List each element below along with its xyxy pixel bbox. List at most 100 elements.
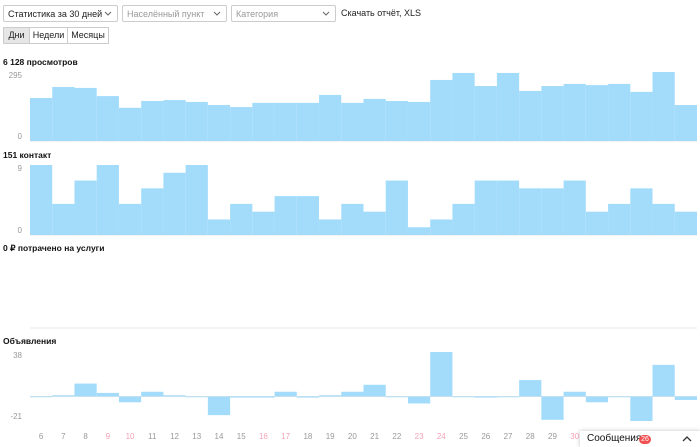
chevron <box>104 11 112 16</box>
bar <box>207 104 231 141</box>
bar <box>185 165 208 235</box>
bar <box>141 101 164 141</box>
bar <box>185 101 208 141</box>
bar <box>296 102 320 141</box>
bar <box>541 86 564 141</box>
x-tick-label: 12 <box>170 432 179 441</box>
chart-title: 151 контакт <box>3 150 51 160</box>
x-tick-label: 16 <box>259 432 268 441</box>
bar <box>541 188 564 235</box>
period-select[interactable]: Статистика за 30 дней <box>3 5 118 22</box>
bar <box>474 180 497 235</box>
city-text: Населённый пункт <box>127 9 205 19</box>
bar <box>519 188 542 235</box>
bar <box>230 203 253 235</box>
x-tick-label: 29 <box>548 432 557 441</box>
x-tick-label: 27 <box>504 432 513 441</box>
bar <box>163 100 186 141</box>
x-tick-label: 18 <box>303 432 312 441</box>
bar <box>541 396 564 420</box>
messages-panel[interactable]: Сообщения 26 <box>580 431 700 447</box>
category-text: Категория <box>236 9 279 19</box>
bar <box>652 72 675 141</box>
chevron-up <box>682 436 692 442</box>
bar <box>96 165 119 235</box>
y-tick-label: 38 <box>13 351 22 360</box>
bar <box>630 91 653 141</box>
bar <box>30 396 53 398</box>
x-tick-label: 7 <box>61 432 66 441</box>
bar <box>652 364 675 397</box>
bar <box>230 107 253 141</box>
bar <box>563 83 586 141</box>
x-tick-label: 24 <box>437 432 446 441</box>
bar <box>563 180 586 235</box>
category-select[interactable]: Категория <box>231 5 336 22</box>
y-tick-label: 295 <box>9 71 23 80</box>
bar <box>608 83 631 141</box>
bar <box>319 94 342 141</box>
bar <box>207 396 231 416</box>
bar <box>585 396 609 403</box>
bar <box>141 391 164 397</box>
bar <box>363 98 386 141</box>
bar <box>385 101 408 141</box>
bar <box>118 107 142 141</box>
bar <box>96 96 119 141</box>
download-link[interactable]: Скачать отчёт, XLS <box>341 8 422 18</box>
x-tick-label: 15 <box>237 432 246 441</box>
bar <box>118 203 142 235</box>
bar <box>474 86 497 141</box>
bar <box>252 396 275 398</box>
bar <box>118 396 142 403</box>
bar <box>652 203 675 235</box>
bar <box>519 380 542 397</box>
x-tick-label: 19 <box>326 432 335 441</box>
bar <box>608 203 631 235</box>
bar <box>252 211 275 235</box>
bar <box>407 396 431 404</box>
x-tick-label: 30 <box>570 432 579 441</box>
bar <box>341 391 364 397</box>
bar <box>341 203 364 235</box>
bar <box>274 102 297 141</box>
bar <box>341 102 364 141</box>
x-tick-label: 13 <box>192 432 201 441</box>
bar <box>363 211 386 235</box>
bar <box>96 392 119 397</box>
bar <box>385 396 408 398</box>
bar <box>585 211 609 235</box>
bar <box>252 102 275 141</box>
bar <box>52 203 75 235</box>
bar <box>319 219 342 235</box>
bar <box>519 90 542 141</box>
y-tick-label: 0 <box>18 226 23 235</box>
bar <box>385 180 408 235</box>
bar <box>230 396 253 398</box>
messages-label: Сообщения <box>587 433 642 444</box>
bar <box>30 97 53 141</box>
bar <box>74 87 97 141</box>
x-tick-label: 22 <box>392 432 401 441</box>
x-tick-label: 14 <box>215 432 224 441</box>
city-select[interactable]: Населённый пункт <box>122 5 227 22</box>
bar <box>585 85 609 141</box>
bar <box>407 227 431 235</box>
x-tick-label: 9 <box>106 432 111 441</box>
bar <box>319 395 342 397</box>
bar <box>608 396 631 398</box>
x-tick-label: 17 <box>281 432 290 441</box>
bar <box>163 172 186 235</box>
bar <box>52 86 75 141</box>
bar <box>630 188 653 235</box>
tab[interactable]: Месяцы <box>67 27 109 44</box>
bar <box>52 395 75 397</box>
tab[interactable]: Дни <box>3 27 30 44</box>
chart-title: 0 ₽ потрачено на услуги <box>3 243 104 253</box>
bar <box>185 396 208 398</box>
bar <box>363 384 386 397</box>
bar <box>452 72 475 141</box>
bar <box>474 396 497 398</box>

AIM:
Reproduce all of the records above word for word, leaving out any pictures.

EXERCISE RESPONSE:
List each element below along with its xyxy pixel bbox. List at most 100 elements.
chevron <box>104 11 112 16</box>
bar <box>207 104 231 141</box>
bar <box>185 165 208 235</box>
bar <box>141 101 164 141</box>
bar <box>185 101 208 141</box>
bar <box>296 102 320 141</box>
bar <box>541 86 564 141</box>
x-tick-label: 12 <box>170 432 179 441</box>
chart-title: 151 контакт <box>3 150 51 160</box>
x-tick-label: 16 <box>259 432 268 441</box>
bar <box>541 188 564 235</box>
period-select[interactable]: Статистика за 30 дней <box>3 5 118 22</box>
bar <box>474 180 497 235</box>
city-text: Населённый пункт <box>127 9 205 19</box>
bar <box>519 188 542 235</box>
bar <box>230 203 253 235</box>
x-tick-label: 29 <box>548 432 557 441</box>
x-tick-label: 27 <box>504 432 513 441</box>
bar <box>163 100 186 141</box>
x-tick-label: 18 <box>303 432 312 441</box>
bar <box>541 396 564 420</box>
messages-panel[interactable]: Сообщения 26 <box>580 431 700 447</box>
category-text: Категория <box>236 9 279 19</box>
bar <box>652 72 675 141</box>
chevron-up <box>682 436 692 442</box>
bar <box>96 165 119 235</box>
y-tick-label: 38 <box>13 351 22 360</box>
bar <box>630 91 653 141</box>
bar <box>30 396 53 398</box>
x-tick-label: 7 <box>61 432 66 441</box>
bar <box>652 364 675 397</box>
bar <box>230 107 253 141</box>
bar <box>563 83 586 141</box>
x-tick-label: 24 <box>437 432 446 441</box>
bar <box>563 180 586 235</box>
category-select[interactable]: Категория <box>231 5 336 22</box>
y-tick-label: 295 <box>9 71 23 80</box>
bar <box>608 83 631 141</box>
bar <box>319 94 342 141</box>
bar <box>207 396 231 416</box>
bar <box>585 396 609 403</box>
bar <box>141 391 164 397</box>
bar <box>363 98 386 141</box>
bar <box>385 101 408 141</box>
bar <box>118 107 142 141</box>
bar <box>96 96 119 141</box>
download-link[interactable]: Скачать отчёт, XLS <box>341 8 422 18</box>
x-tick-label: 15 <box>237 432 246 441</box>
bar <box>118 203 142 235</box>
bar <box>474 86 497 141</box>
bar <box>252 396 275 398</box>
bar <box>118 396 142 403</box>
bar <box>652 203 675 235</box>
bar <box>519 380 542 397</box>
x-tick-label: 19 <box>326 432 335 441</box>
bar <box>608 203 631 235</box>
bar <box>252 211 275 235</box>
bar <box>407 396 431 404</box>
x-tick-label: 30 <box>570 432 579 441</box>
bar <box>341 391 364 397</box>
bar <box>341 203 364 235</box>
bar <box>274 102 297 141</box>
bar <box>341 102 364 141</box>
x-tick-label: 13 <box>192 432 201 441</box>
bar <box>363 211 386 235</box>
bar <box>96 392 119 397</box>
bar <box>385 396 408 398</box>
bar <box>585 211 609 235</box>
bar <box>252 102 275 141</box>
bar <box>52 203 75 235</box>
bar <box>319 219 342 235</box>
bar <box>519 90 542 141</box>
y-tick-label: 0 <box>18 226 23 235</box>
bar <box>385 180 408 235</box>
bar <box>230 396 253 398</box>
messages-label: Сообщения <box>587 433 642 444</box>
bar <box>30 97 53 141</box>
bar <box>74 87 97 141</box>
x-tick-label: 22 <box>392 432 401 441</box>
x-tick-label: 14 <box>215 432 224 441</box>
city-select[interactable]: Населённый пункт <box>122 5 227 22</box>
bar <box>585 85 609 141</box>
bar <box>407 227 431 235</box>
x-tick-label: 9 <box>106 432 111 441</box>
bar <box>319 395 342 397</box>
bar <box>608 396 631 398</box>
x-tick-label: 17 <box>281 432 290 441</box>
bar <box>163 172 186 235</box>
bar <box>52 86 75 141</box>
bar <box>630 188 653 235</box>
tab[interactable]: Месяцы <box>67 27 109 44</box>
bar <box>52 395 75 397</box>
tab[interactable]: Дни <box>3 27 30 44</box>
chart-title: 0 ₽ потрачено на услуги <box>3 243 104 253</box>
bar <box>185 396 208 398</box>
bar <box>363 384 386 397</box>
bar <box>452 72 475 141</box>
bar <box>474 396 497 398</box>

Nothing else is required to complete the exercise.